▸ AIM: Quote the data below in full, minus the images.

▸ MATERIAL FOR THIS EXERCISE:
+ + +
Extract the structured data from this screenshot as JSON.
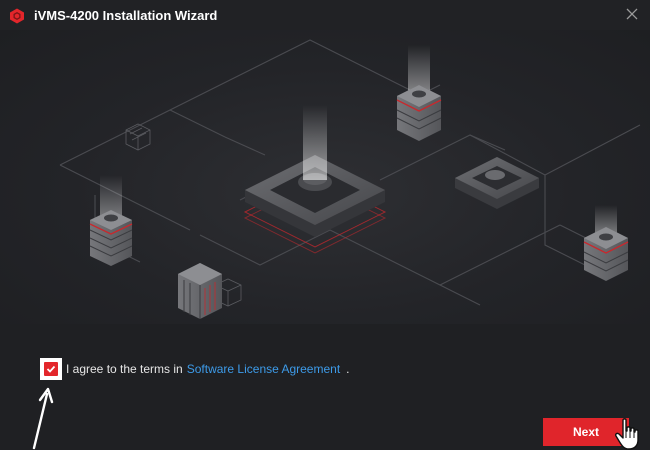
{
  "window": {
    "title": "iVMS-4200 Installation Wizard",
    "logo_icon": "hikvision-logo-icon",
    "close_icon": "close-icon",
    "accent_color": "#e0252b",
    "background_color": "#212225"
  },
  "hero": {
    "illustration": "isometric-servers-network-illustration"
  },
  "agreement": {
    "checked": true,
    "text": "I agree to the terms in",
    "link_text": "Software License Agreement",
    "period": ".",
    "link_color": "#3d9be9"
  },
  "actions": {
    "next_label": "Next"
  },
  "annotations": {
    "arrow_icon": "pointer-arrow-icon",
    "cursor_icon": "hand-cursor-icon"
  }
}
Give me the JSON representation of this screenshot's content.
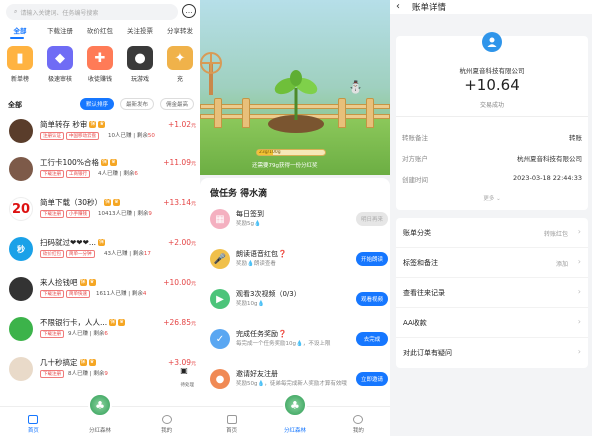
{
  "home": {
    "search_placeholder": "请输入关键词、任务编号搜索",
    "tabs": [
      "全部",
      "下载注册",
      "砍价红包",
      "关注投票",
      "分享转发"
    ],
    "categories": [
      {
        "label": "新单榜",
        "icon": "bars-icon",
        "color": "#ffb341"
      },
      {
        "label": "极速审核",
        "icon": "shield-icon",
        "color": "#6f6cf5"
      },
      {
        "label": "收徒赚钱",
        "icon": "gift-icon",
        "color": "#ff7b57"
      },
      {
        "label": "玩游戏",
        "icon": "gamepad-icon",
        "color": "#3a3a3a"
      },
      {
        "label": "充",
        "icon": "windmill-icon",
        "color": "#f0b24a"
      }
    ],
    "section_title": "全部",
    "sort": [
      "默认排序",
      "最新发布",
      "佣金最高"
    ],
    "tasks": [
      {
        "title": "简单转存 秒审",
        "tags": [
          "注册认证",
          "中国移动云盘"
        ],
        "done": "10人已赚",
        "left": "50",
        "price": "+1.02",
        "avatar_bg": "#5a3d2b",
        "avatar_text": ""
      },
      {
        "title": "工行卡100%合格",
        "tags": [
          "下载注册",
          "工商银行"
        ],
        "done": "4人已赚",
        "left": "6",
        "price": "+11.09",
        "avatar_bg": "#7d5a49",
        "avatar_text": ""
      },
      {
        "title": "简单下载（30秒）",
        "tags": [
          "下载注册",
          "小手赚钱"
        ],
        "done": "10413人已赚",
        "left": "9",
        "price": "+13.14",
        "avatar_bg": "#fff",
        "avatar_text": "20"
      },
      {
        "title": "扫码就过❤❤❤...",
        "tags": [
          "砍价红包",
          "简单一分钟"
        ],
        "done": "43人已赚",
        "left": "17",
        "price": "+2.00",
        "avatar_bg": "#1aa1e8",
        "avatar_text": "秒"
      },
      {
        "title": "来人捡钱吧",
        "tags": [
          "下载注册",
          "简单快速"
        ],
        "done": "1611人已赚",
        "left": "4",
        "price": "+10.00",
        "avatar_bg": "#333",
        "avatar_text": ""
      },
      {
        "title": "不限银行卡，人人...",
        "tags": [
          "下载注册"
        ],
        "done": "9人已赚",
        "left": "6",
        "price": "+26.85",
        "avatar_bg": "#3cb34a",
        "avatar_text": ""
      },
      {
        "title": "几十秒搞定",
        "tags": [
          "下载注册"
        ],
        "done": "8人已赚",
        "left": "9",
        "price": "+3.09",
        "avatar_bg": "#e9dac9",
        "avatar_text": ""
      }
    ],
    "publish_label": "待处理",
    "nav": [
      "首页",
      "分红森林",
      "我的"
    ]
  },
  "garden": {
    "progress_text": "23g/100g",
    "progress_fraction": 0.23,
    "tip": "还需要79g获得一份分红奖",
    "title": "做任务 得水滴",
    "tasks": [
      {
        "name": "每日签到",
        "desc": "奖励5g💧",
        "button": "明日再来",
        "enabled": false,
        "color": "#f4b0c0",
        "icon": "▦"
      },
      {
        "name": "朗读语音红包❓",
        "desc": "奖励💧朗读查看",
        "button": "开始朗读",
        "enabled": true,
        "color": "#f0c04a",
        "icon": "🎤"
      },
      {
        "name": "观看3次视频（0/3）",
        "desc": "奖励10g💧",
        "button": "观看视频",
        "enabled": true,
        "color": "#4cc47a",
        "icon": "▶"
      },
      {
        "name": "完成任务奖励❓",
        "desc": "每完成一个任务奖励10g💧，不设上限",
        "button": "去完成",
        "enabled": true,
        "color": "#5aa7f2",
        "icon": "✓"
      },
      {
        "name": "邀请好友注册",
        "desc": "奖励50g💧，徒弟每完成新人奖励才算有效哦",
        "button": "立即邀请",
        "enabled": true,
        "color": "#f08a55",
        "icon": "●"
      }
    ],
    "nav": [
      "首页",
      "分红森林",
      "我的"
    ]
  },
  "bill": {
    "title": "账单详情",
    "company": "杭州夏音科技有限公司",
    "amount": "+10.64",
    "status": "交易成功",
    "rows": [
      {
        "k": "转账备注",
        "v": "转账"
      },
      {
        "k": "对方账户",
        "v": "杭州夏音科技有限公司"
      },
      {
        "k": "创建时间",
        "v": "2023-03-18 22:44:33"
      }
    ],
    "more": "更多",
    "list": [
      {
        "k": "账单分类",
        "v": "转账红包"
      },
      {
        "k": "标签和备注",
        "v": "添加"
      },
      {
        "k": "查看往来记录",
        "v": ""
      },
      {
        "k": "AA收款",
        "v": ""
      },
      {
        "k": "对此订单有疑问",
        "v": ""
      }
    ]
  }
}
+ + +
▸ EXERCISE SOLUTION:
Extract the structured data from this screenshot as JSON.
{
  "window": {
    "title": "iVMS-4200 Installation Wizard",
    "logo_icon": "hikvision-logo-icon",
    "close_icon": "close-icon",
    "accent_color": "#e0252b",
    "background_color": "#212225"
  },
  "hero": {
    "illustration": "isometric-servers-network-illustration"
  },
  "agreement": {
    "checked": true,
    "text": "I agree to the terms in",
    "link_text": "Software License Agreement",
    "period": ".",
    "link_color": "#3d9be9"
  },
  "actions": {
    "next_label": "Next"
  },
  "annotations": {
    "arrow_icon": "pointer-arrow-icon",
    "cursor_icon": "hand-cursor-icon"
  }
}
Give me the JSON representation of this screenshot's content.
{
  "home": {
    "search_placeholder": "请输入关键词、任务编号搜索",
    "tabs": [
      "全部",
      "下载注册",
      "砍价红包",
      "关注投票",
      "分享转发"
    ],
    "categories": [
      {
        "label": "新单榜",
        "icon": "bars-icon",
        "color": "#ffb341"
      },
      {
        "label": "极速审核",
        "icon": "shield-icon",
        "color": "#6f6cf5"
      },
      {
        "label": "收徒赚钱",
        "icon": "gift-icon",
        "color": "#ff7b57"
      },
      {
        "label": "玩游戏",
        "icon": "gamepad-icon",
        "color": "#3a3a3a"
      },
      {
        "label": "充",
        "icon": "windmill-icon",
        "color": "#f0b24a"
      }
    ],
    "section_title": "全部",
    "sort": [
      "默认排序",
      "最新发布",
      "佣金最高"
    ],
    "tasks": [
      {
        "title": "简单转存 秒审",
        "tags": [
          "注册认证",
          "中国移动云盘"
        ],
        "done": "10人已赚",
        "left": "50",
        "price": "+1.02",
        "avatar_bg": "#5a3d2b",
        "avatar_text": ""
      },
      {
        "title": "工行卡100%合格",
        "tags": [
          "下载注册",
          "工商银行"
        ],
        "done": "4人已赚",
        "left": "6",
        "price": "+11.09",
        "avatar_bg": "#7d5a49",
        "avatar_text": ""
      },
      {
        "title": "简单下载（30秒）",
        "tags": [
          "下载注册",
          "小手赚钱"
        ],
        "done": "10413人已赚",
        "left": "9",
        "price": "+13.14",
        "avatar_bg": "#fff",
        "avatar_text": "20"
      },
      {
        "title": "扫码就过❤❤❤...",
        "tags": [
          "砍价红包",
          "简单一分钟"
        ],
        "done": "43人已赚",
        "left": "17",
        "price": "+2.00",
        "avatar_bg": "#1aa1e8",
        "avatar_text": "秒"
      },
      {
        "title": "来人捡钱吧",
        "tags": [
          "下载注册",
          "简单快速"
        ],
        "done": "1611人已赚",
        "left": "4",
        "price": "+10.00",
        "avatar_bg": "#333",
        "avatar_text": ""
      },
      {
        "title": "不限银行卡，人人...",
        "tags": [
          "下载注册"
        ],
        "done": "9人已赚",
        "left": "6",
        "price": "+26.85",
        "avatar_bg": "#3cb34a",
        "avatar_text": ""
      },
      {
        "title": "几十秒搞定",
        "tags": [
          "下载注册"
        ],
        "done": "8人已赚",
        "left": "9",
        "price": "+3.09",
        "avatar_bg": "#e9dac9",
        "avatar_text": ""
      }
    ],
    "publish_label": "待处理",
    "nav": [
      "首页",
      "分红森林",
      "我的"
    ]
  },
  "garden": {
    "progress_text": "23g/100g",
    "progress_fraction": 0.23,
    "tip": "还需要79g获得一份分红奖",
    "title": "做任务 得水滴",
    "tasks": [
      {
        "name": "每日签到",
        "desc": "奖励5g💧",
        "button": "明日再来",
        "enabled": false,
        "color": "#f4b0c0",
        "icon": "▦"
      },
      {
        "name": "朗读语音红包❓",
        "desc": "奖励💧朗读查看",
        "button": "开始朗读",
        "enabled": true,
        "color": "#f0c04a",
        "icon": "🎤"
      },
      {
        "name": "观看3次视频（0/3）",
        "desc": "奖励10g💧",
        "button": "观看视频",
        "enabled": true,
        "color": "#4cc47a",
        "icon": "▶"
      },
      {
        "name": "完成任务奖励❓",
        "desc": "每完成一个任务奖励10g💧，不设上限",
        "button": "去完成",
        "enabled": true,
        "color": "#5aa7f2",
        "icon": "✓"
      },
      {
        "name": "邀请好友注册",
        "desc": "奖励50g💧，徒弟每完成新人奖励才算有效哦",
        "button": "立即邀请",
        "enabled": true,
        "color": "#f08a55",
        "icon": "●"
      }
    ],
    "nav": [
      "首页",
      "分红森林",
      "我的"
    ]
  },
  "bill": {
    "title": "账单详情",
    "company": "杭州夏音科技有限公司",
    "amount": "+10.64",
    "status": "交易成功",
    "rows": [
      {
        "k": "转账备注",
        "v": "转账"
      },
      {
        "k": "对方账户",
        "v": "杭州夏音科技有限公司"
      },
      {
        "k": "创建时间",
        "v": "2023-03-18 22:44:33"
      }
    ],
    "more": "更多",
    "list": [
      {
        "k": "账单分类",
        "v": "转账红包"
      },
      {
        "k": "标签和备注",
        "v": "添加"
      },
      {
        "k": "查看往来记录",
        "v": ""
      },
      {
        "k": "AA收款",
        "v": ""
      },
      {
        "k": "对此订单有疑问",
        "v": ""
      }
    ]
  }
}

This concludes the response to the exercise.